*Problem:*
Pull out all lines from the listing below in which the word "TOYOTA" appears.

Stored records
++++++++++++++++++++

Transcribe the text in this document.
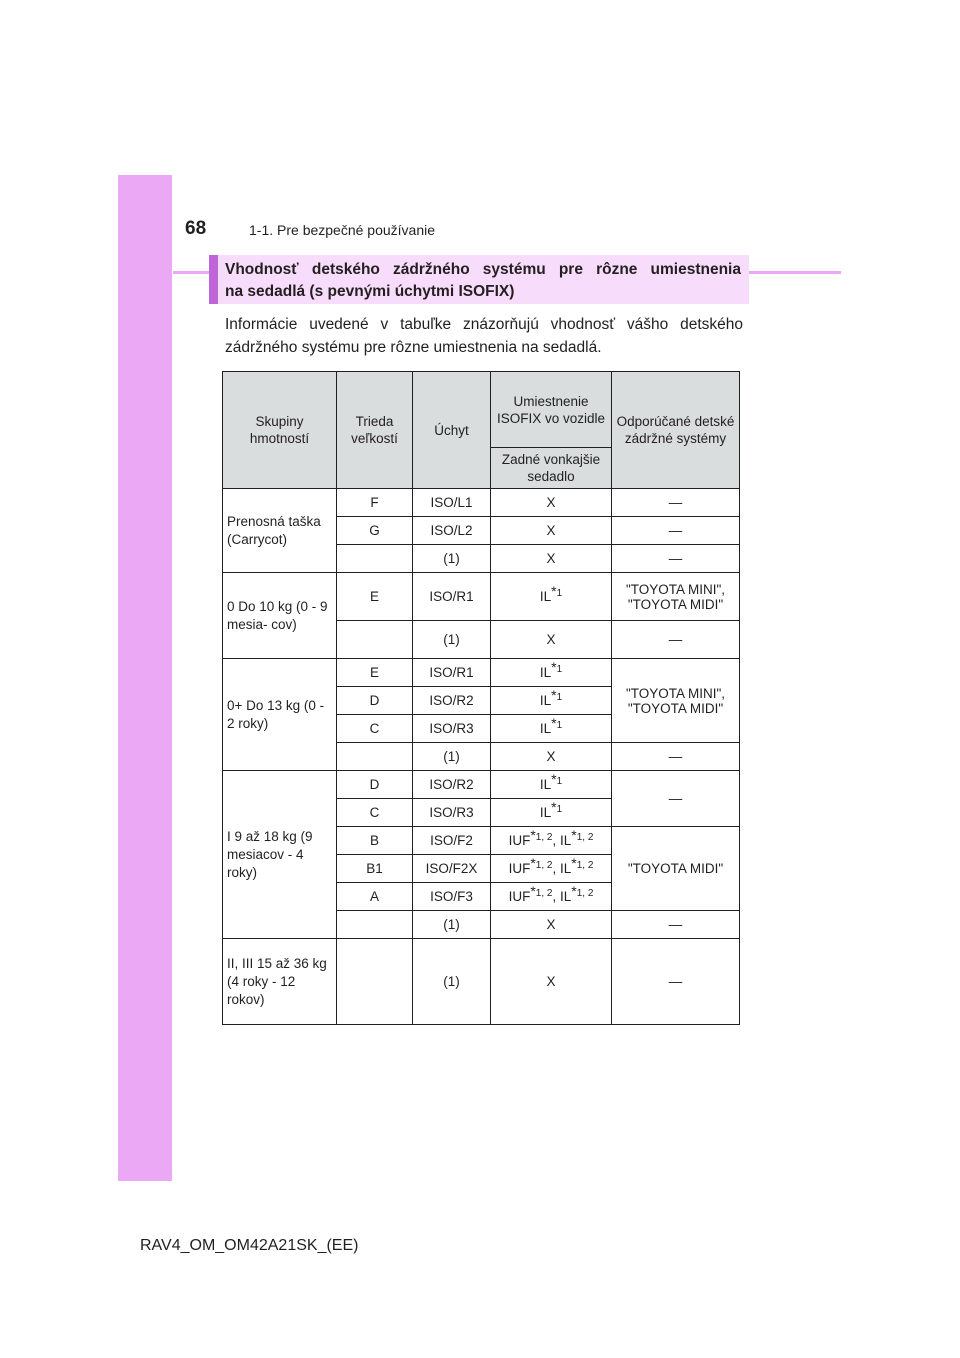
68	1-1. Pre bezpečné používanie
Vhodnosť detského zádržného systému pre rôzne umiestnenia
na sedadlá (s pevnými úchytmi ISOFIX)
Informácie uvedené v tabuľke znázorňujú vhodnosť vášho detského
zádržného systému pre rôzne umiestnenia na sedadlá.
Skupiny hmotností	Trieda veľkostí	Úchyt	Umiestnenie ISOFIX vo vozidle	Odporúčané detské zádržné systémy
			Zadné vonkajšie sedadlo	
Prenosná taška (Carrycot)	F	ISO/L1	X	—
	G	ISO/L2	X	—
		(1)	X	—
0 Do 10 kg (0 - 9 mesia- cov)	E	ISO/R1	IL$^{*1}$	"TOYOTA MINI",
"TOYOTA MIDI"
		(1)	X	—
0+ Do 13 kg (0 - 2 roky)	E	ISO/R1	IL$^{*1}$	"TOYOTA MINI",
"TOYOTA MIDI"
	D	ISO/R2	IL$^{*1}$
	C	ISO/R3	IL$^{*1}$
		(1)	X	—
I 9 až 18 kg (9 mesiacov - 4 roky)	D	ISO/R2	IL$^{*1}$	—
	C	ISO/R3	IL$^{*1}$
	B	ISO/F2	IUF$^{*1, 2}$, IL$^{*1, 2}$	"TOYOTA MIDI"
	B1	ISO/F2X	IUF$^{*1, 2}$, IL$^{*1, 2}$
	A	ISO/F3	IUF$^{*1, 2}$, IL$^{*1, 2}$
		(1)	X	—
II, III 15 až 36 kg (4 roky - 12 rokov)		(1)	X	—
RAV4_OM_OM42A21SK_(EE)
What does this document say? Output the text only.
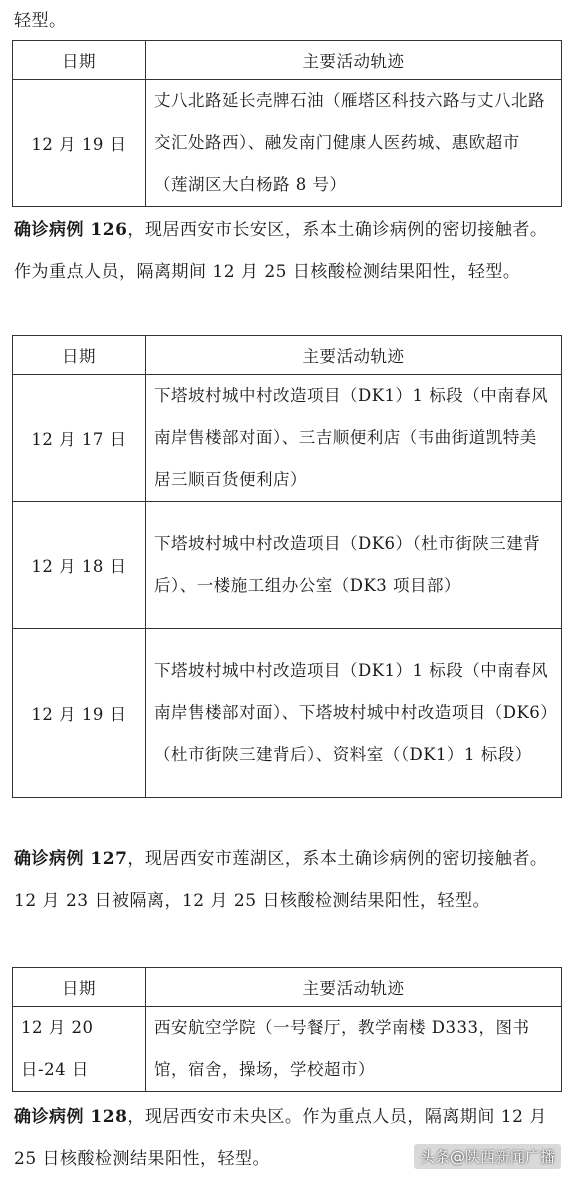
轻型。

日期	主要活动轨迹
12 月 19 日	丈八北路延长壳牌石油（雁塔区科技六路与丈八北路交汇处路西）、融发南门健康人医药城、惠欧超市（莲湖区大白杨路 8 号）

确诊病例 126，现居西安市长安区，系本土确诊病例的密切接触者。作为重点人员，隔离期间 12 月 25 日核酸检测结果阳性，轻型。

日期	主要活动轨迹
12 月 17 日	下塔坡村城中村改造项目（DK1）1 标段（中南春风南岸售楼部对面）、三吉顺便利店（韦曲街道凯特美居三顺百货便利店）
12 月 18 日	下塔坡村城中村改造项目（DK6）（杜市街陕三建背后）、一楼施工组办公室（DK3 项目部）
12 月 19 日	下塔坡村城中村改造项目（DK1）1 标段（中南春风南岸售楼部对面）、下塔坡村城中村改造项目（DK6）（杜市街陕三建背后）、资料室（（DK1）1 标段）

确诊病例 127，现居西安市莲湖区，系本土确诊病例的密切接触者。12 月 23 日被隔离，12 月 25 日核酸检测结果阳性，轻型。

日期	主要活动轨迹
12 月 20 日-24 日	西安航空学院（一号餐厅，教学南楼 D333，图书馆，宿舍，操场，学校超市）

确诊病例 128，现居西安市未央区。作为重点人员，隔离期间 12 月 25 日核酸检测结果阳性，轻型。	头条@陕西新闻广播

++++++++++++++++++++

*Task answer:*
0 Do 10 kg (0 - 9 mesia- cov)	E	ISO/R1	IL$^{*1}$	"TOYOTA MINI",
"TOYOTA MIDI"
0+ Do 13 kg (0 - 2 roky)	E	ISO/R1	IL$^{*1}$	"TOYOTA MINI",
"TOYOTA MIDI"
	B	ISO/F2	IUF$^{*1, 2}$, IL$^{*1, 2}$	"TOYOTA MIDI"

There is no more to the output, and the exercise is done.